[start of DATA EXCERPTS]
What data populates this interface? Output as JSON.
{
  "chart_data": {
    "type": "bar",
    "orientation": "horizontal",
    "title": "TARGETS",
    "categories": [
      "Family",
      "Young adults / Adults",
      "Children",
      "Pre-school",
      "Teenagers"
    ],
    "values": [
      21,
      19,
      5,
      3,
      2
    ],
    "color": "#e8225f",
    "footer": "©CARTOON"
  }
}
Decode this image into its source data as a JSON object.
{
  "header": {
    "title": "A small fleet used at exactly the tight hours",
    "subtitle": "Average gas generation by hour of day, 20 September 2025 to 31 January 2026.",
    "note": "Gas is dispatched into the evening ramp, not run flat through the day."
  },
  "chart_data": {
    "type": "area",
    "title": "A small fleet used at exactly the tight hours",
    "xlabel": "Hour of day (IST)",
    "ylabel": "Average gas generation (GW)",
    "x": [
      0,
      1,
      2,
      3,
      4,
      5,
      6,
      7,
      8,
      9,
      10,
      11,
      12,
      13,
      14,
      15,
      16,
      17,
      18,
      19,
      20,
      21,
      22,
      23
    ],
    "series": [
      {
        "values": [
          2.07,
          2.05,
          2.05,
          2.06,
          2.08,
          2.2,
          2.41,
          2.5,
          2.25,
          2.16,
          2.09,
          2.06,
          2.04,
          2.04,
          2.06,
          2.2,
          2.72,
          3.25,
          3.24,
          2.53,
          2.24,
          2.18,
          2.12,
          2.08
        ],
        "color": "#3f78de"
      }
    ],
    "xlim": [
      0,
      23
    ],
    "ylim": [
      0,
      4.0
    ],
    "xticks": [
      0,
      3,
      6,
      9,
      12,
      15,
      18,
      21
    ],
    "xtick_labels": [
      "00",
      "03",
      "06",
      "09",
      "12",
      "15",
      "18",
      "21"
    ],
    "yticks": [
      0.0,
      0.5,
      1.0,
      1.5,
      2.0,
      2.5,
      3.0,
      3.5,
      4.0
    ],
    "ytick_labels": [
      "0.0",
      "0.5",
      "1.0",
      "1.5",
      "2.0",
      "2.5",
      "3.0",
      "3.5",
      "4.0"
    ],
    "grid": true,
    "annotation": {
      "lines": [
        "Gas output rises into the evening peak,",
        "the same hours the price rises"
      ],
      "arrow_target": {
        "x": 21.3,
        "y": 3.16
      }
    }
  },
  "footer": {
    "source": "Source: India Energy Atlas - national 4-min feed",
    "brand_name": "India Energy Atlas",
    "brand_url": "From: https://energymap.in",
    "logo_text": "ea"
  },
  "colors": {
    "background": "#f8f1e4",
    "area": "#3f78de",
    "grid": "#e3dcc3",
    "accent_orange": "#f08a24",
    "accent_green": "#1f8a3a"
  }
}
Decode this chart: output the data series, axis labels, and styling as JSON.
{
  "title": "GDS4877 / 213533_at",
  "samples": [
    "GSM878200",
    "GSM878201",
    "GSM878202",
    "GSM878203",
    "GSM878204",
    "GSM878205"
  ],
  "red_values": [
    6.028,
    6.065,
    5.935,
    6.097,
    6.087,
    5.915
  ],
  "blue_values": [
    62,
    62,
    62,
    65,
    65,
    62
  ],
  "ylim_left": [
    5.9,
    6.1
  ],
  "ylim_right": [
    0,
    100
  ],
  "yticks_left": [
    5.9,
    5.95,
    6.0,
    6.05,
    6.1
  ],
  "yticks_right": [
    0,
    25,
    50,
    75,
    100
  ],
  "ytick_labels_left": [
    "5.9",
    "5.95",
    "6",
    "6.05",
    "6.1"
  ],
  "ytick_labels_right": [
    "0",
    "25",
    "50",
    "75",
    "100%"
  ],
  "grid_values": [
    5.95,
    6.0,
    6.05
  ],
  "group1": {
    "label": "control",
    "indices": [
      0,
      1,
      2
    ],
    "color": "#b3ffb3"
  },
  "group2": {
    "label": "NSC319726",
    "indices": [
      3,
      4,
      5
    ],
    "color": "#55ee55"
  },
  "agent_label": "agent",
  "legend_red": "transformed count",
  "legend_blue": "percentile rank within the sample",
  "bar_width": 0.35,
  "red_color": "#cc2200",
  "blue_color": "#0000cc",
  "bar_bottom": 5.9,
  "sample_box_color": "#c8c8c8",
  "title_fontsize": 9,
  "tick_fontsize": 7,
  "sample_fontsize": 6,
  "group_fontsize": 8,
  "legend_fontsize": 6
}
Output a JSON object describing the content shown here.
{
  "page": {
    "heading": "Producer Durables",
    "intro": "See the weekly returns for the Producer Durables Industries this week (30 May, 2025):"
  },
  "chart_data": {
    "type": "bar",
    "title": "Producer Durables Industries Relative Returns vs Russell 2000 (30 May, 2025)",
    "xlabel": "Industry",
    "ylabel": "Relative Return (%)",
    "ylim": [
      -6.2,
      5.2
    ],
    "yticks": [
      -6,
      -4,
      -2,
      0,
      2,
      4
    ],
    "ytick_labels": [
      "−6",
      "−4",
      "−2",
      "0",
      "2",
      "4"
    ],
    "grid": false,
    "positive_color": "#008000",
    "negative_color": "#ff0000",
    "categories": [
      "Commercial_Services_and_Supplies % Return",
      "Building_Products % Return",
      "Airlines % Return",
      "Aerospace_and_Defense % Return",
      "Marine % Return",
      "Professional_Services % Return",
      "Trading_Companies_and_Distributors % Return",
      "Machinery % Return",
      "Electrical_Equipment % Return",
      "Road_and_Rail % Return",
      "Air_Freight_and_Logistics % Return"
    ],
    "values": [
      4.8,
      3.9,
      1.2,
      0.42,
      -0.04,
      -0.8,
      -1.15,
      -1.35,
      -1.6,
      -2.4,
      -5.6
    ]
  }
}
[end of DATA EXCERPTS]
== GOAL OF THE EXERCISE ==
Which lines contain the word "Relative"? Copy each of them.

== EXPECTED OUTPUT ==
    "title": "Producer Durables Industries Relative Returns vs Russell 2000 (30 May, 2025)",
    "ylabel": "Relative Return (%)",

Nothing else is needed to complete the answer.